**Exercise details:**
Looking at the listing, state how many of its lines contain the string "text". Write only the number.

Stored data:
◇ ◇ ◇ ◇

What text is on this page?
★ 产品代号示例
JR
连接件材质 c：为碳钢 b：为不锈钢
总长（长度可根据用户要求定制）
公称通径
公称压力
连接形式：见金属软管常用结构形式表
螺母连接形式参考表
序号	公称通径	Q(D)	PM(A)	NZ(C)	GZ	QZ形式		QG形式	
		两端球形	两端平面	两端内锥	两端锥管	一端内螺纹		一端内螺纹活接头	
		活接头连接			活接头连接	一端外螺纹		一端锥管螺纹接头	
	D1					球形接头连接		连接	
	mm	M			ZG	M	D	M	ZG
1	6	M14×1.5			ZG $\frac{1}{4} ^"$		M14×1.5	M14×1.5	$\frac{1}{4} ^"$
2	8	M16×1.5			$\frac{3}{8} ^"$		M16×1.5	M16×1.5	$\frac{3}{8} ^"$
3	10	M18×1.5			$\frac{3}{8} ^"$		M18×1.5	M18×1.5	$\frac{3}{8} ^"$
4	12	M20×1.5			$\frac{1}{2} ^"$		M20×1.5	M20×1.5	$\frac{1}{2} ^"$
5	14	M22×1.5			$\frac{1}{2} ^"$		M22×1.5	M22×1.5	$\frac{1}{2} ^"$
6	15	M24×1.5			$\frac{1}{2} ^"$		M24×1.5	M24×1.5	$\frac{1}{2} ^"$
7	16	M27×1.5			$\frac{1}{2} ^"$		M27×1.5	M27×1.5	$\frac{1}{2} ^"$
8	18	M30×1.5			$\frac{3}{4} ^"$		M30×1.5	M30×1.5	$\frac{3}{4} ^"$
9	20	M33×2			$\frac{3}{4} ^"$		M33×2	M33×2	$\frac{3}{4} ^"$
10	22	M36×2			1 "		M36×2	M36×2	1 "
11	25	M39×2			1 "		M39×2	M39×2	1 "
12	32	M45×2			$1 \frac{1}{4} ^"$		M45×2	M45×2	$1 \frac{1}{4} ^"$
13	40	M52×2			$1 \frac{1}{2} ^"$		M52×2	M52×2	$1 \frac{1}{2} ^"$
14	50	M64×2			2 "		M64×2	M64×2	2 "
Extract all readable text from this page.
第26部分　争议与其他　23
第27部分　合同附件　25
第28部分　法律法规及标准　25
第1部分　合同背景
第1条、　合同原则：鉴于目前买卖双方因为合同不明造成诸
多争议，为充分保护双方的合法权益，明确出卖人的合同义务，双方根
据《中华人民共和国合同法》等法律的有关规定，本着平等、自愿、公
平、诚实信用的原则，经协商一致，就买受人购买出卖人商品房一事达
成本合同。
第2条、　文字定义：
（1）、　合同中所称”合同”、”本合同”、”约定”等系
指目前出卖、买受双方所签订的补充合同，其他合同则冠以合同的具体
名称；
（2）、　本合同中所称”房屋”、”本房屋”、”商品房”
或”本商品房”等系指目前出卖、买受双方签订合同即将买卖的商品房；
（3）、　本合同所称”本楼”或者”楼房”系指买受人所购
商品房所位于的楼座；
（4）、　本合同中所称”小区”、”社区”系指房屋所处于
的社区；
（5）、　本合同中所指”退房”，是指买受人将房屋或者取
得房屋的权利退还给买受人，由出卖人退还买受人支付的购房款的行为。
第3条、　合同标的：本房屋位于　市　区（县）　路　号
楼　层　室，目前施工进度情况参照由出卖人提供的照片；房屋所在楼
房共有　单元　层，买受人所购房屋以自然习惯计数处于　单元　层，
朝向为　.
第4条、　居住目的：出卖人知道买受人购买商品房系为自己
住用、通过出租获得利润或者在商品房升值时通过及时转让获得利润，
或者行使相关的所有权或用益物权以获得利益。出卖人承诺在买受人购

◇ ◇ ◇ ◇

**Problem solution:**
2